**Required work**
Reproduce the closing part of the entries exactly: the line with "Parse this screenshot: output" and all lines after it, ending with the last line, and nothing else.

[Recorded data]
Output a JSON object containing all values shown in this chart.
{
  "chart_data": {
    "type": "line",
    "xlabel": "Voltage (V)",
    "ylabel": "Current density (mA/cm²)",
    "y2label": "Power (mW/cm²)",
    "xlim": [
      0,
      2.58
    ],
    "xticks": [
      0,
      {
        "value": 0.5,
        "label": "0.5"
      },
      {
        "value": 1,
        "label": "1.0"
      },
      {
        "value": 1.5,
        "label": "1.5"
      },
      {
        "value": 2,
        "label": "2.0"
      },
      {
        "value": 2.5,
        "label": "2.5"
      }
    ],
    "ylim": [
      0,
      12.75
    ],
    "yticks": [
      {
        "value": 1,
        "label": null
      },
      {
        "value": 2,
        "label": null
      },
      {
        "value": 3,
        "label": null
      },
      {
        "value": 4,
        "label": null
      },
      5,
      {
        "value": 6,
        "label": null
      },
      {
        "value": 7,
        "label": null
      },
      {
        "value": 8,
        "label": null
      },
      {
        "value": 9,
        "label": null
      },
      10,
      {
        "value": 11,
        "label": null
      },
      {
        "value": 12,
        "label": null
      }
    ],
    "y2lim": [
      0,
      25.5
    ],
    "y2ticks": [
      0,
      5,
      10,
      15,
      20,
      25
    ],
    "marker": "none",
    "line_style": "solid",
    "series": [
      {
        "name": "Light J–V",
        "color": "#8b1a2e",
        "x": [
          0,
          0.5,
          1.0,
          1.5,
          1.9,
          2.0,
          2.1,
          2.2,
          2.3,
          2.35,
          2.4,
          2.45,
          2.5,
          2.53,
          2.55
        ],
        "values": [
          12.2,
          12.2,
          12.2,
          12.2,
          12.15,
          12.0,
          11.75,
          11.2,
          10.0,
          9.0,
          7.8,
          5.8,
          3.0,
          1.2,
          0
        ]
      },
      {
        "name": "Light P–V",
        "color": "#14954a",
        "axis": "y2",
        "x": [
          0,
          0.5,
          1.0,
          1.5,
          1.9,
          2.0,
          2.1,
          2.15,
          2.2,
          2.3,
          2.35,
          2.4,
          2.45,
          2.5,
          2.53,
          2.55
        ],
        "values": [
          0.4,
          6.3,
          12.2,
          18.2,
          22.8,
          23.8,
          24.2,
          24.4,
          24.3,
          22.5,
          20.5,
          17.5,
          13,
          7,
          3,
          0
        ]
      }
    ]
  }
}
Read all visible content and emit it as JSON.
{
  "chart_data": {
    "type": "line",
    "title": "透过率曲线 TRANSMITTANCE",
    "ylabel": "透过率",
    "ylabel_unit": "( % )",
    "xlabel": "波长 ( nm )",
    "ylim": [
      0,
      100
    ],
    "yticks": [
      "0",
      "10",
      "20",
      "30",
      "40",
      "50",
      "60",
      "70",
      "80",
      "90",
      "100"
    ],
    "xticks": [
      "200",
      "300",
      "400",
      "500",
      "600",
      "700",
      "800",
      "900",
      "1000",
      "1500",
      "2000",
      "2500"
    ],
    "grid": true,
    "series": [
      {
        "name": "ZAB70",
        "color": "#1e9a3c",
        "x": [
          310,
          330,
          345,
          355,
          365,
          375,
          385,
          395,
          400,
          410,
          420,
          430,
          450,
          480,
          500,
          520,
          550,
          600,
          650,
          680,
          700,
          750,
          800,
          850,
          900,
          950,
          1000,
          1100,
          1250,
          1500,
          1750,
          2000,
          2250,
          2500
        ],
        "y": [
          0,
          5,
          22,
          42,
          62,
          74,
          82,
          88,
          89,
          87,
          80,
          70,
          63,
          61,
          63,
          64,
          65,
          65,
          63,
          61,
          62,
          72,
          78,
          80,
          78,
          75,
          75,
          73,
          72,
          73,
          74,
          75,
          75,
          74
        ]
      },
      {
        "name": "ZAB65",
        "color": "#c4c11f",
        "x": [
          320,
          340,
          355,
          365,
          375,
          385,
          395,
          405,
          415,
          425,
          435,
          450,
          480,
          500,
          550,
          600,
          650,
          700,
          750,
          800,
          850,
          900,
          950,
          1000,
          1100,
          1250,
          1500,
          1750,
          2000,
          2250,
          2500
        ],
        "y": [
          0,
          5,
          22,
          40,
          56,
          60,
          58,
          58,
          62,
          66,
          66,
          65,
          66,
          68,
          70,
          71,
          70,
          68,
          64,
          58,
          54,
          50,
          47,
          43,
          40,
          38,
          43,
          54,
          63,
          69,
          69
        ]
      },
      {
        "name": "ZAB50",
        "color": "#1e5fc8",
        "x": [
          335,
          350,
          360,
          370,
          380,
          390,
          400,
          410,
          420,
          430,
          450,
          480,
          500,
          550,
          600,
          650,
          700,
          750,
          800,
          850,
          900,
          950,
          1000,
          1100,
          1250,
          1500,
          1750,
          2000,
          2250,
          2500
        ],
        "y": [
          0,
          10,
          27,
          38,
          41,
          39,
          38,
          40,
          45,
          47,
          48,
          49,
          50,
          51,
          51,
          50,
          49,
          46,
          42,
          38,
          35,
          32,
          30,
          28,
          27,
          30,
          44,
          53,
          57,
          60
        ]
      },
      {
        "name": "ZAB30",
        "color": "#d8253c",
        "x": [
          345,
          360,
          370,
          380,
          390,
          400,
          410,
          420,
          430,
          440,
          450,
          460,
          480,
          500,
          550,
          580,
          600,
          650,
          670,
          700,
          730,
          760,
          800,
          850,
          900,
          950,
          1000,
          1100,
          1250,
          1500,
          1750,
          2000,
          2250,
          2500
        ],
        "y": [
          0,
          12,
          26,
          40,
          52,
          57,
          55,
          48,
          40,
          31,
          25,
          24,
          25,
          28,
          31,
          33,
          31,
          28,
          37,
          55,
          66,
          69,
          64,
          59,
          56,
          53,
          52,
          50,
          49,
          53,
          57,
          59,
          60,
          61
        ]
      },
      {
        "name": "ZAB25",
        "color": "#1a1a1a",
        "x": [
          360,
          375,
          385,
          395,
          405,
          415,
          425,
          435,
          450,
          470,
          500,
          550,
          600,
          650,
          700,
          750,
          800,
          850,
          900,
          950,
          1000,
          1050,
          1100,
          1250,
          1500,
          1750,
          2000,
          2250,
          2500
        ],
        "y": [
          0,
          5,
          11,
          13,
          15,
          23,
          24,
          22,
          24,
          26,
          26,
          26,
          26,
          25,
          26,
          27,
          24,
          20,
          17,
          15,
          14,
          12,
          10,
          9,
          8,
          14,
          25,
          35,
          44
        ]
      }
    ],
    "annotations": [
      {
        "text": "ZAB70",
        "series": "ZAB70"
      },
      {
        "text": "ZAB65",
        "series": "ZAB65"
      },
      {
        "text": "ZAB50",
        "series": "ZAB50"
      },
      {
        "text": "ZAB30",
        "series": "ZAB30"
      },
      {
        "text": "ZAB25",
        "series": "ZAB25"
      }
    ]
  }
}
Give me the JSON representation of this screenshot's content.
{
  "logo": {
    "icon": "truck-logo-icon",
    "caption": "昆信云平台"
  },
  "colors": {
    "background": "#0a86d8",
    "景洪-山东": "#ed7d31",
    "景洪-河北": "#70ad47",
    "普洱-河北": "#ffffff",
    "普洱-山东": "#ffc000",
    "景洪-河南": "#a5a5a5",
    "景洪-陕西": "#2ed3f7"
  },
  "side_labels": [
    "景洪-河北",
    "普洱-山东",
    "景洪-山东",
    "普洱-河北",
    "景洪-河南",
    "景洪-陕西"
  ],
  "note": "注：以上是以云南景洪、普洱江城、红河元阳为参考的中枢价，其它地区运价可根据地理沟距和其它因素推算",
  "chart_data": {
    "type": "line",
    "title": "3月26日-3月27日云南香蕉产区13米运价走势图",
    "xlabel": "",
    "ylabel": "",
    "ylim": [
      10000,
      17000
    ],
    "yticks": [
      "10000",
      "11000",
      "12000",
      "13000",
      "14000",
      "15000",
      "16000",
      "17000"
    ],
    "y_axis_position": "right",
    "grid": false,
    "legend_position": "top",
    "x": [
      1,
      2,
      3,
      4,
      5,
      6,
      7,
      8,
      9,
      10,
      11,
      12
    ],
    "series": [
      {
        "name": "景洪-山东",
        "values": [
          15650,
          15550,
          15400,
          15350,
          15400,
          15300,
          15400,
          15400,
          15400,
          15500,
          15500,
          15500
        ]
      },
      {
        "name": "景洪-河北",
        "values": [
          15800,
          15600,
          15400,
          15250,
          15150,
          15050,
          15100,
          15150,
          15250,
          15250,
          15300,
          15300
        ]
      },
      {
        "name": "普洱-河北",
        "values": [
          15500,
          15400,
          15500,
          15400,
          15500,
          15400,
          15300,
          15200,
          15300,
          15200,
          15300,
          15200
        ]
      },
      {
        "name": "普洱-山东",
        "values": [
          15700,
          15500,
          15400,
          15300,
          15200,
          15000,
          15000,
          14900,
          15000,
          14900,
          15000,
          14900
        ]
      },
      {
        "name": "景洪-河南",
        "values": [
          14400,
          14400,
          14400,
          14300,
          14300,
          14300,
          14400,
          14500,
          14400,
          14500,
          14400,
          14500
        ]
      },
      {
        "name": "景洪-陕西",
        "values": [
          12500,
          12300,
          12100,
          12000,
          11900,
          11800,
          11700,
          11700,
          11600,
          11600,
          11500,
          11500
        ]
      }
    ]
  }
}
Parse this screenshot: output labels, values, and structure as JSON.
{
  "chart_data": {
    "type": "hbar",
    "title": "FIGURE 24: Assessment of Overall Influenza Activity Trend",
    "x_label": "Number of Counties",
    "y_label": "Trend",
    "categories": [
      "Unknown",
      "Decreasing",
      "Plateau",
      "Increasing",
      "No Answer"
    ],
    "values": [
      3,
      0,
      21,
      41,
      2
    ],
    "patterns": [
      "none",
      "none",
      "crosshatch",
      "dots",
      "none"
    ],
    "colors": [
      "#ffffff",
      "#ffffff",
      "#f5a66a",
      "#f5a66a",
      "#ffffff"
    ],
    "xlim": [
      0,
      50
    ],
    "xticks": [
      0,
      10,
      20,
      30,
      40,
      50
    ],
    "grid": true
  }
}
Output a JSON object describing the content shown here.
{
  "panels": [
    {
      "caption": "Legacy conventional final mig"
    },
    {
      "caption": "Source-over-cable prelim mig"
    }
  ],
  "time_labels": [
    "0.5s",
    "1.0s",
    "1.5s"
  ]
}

**Answer below**
Parse this screenshot: output labels, values, and structure as JSON.
{
  "chart_data": {
    "type": "hbar",
    "title": "FIGURE 24: Assessment of Overall Influenza Activity Trend",
    "x_label": "Number of Counties",
    "y_label": "Trend",
    "categories": [
      "Unknown",
      "Decreasing",
      "Plateau",
      "Increasing",
      "No Answer"
    ],
    "values": [
      3,
      0,
      21,
      41,
      2
    ],
    "patterns": [
      "none",
      "none",
      "crosshatch",
      "dots",
      "none"
    ],
    "colors": [
      "#ffffff",
      "#ffffff",
      "#f5a66a",
      "#f5a66a",
      "#ffffff"
    ],
    "xlim": [
      0,
      50
    ],
    "xticks": [
      0,
      10,
      20,
      30,
      40,
      50
    ],
    "grid": true
  }
}
Output a JSON object describing the content shown here.
{
  "panels": [
    {
      "caption": "Legacy conventional final mig"
    },
    {
      "caption": "Source-over-cable prelim mig"
    }
  ],
  "time_labels": [
    "0.5s",
    "1.0s",
    "1.5s"
  ]
}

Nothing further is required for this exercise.